Exercise directions: Go through each line of the records below and count those with the word "обращения". Give only the count.

Dataset:
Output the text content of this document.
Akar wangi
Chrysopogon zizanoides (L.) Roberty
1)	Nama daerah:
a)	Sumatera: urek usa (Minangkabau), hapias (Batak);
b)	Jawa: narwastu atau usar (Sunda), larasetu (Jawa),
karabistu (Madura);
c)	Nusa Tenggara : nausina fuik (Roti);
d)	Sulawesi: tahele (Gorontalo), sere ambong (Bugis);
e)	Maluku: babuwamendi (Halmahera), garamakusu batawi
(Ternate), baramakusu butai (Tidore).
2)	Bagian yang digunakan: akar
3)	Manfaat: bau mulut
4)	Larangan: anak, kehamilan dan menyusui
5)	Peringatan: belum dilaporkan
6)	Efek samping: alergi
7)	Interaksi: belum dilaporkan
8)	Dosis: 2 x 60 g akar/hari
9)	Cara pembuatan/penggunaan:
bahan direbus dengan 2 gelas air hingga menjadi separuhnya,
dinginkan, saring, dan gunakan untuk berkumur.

---

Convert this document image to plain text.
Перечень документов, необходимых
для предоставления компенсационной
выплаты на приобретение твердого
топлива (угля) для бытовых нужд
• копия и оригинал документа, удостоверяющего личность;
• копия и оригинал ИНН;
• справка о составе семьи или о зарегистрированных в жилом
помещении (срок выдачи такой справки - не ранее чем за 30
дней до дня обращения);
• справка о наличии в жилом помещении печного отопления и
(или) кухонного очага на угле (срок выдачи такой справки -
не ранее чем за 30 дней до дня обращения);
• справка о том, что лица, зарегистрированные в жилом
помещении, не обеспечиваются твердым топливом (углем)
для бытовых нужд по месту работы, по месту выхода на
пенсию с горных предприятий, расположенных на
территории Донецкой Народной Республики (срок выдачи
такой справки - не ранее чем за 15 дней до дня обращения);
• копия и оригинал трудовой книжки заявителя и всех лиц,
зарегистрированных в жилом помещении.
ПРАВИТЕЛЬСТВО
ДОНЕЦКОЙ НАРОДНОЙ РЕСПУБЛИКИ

Result: 3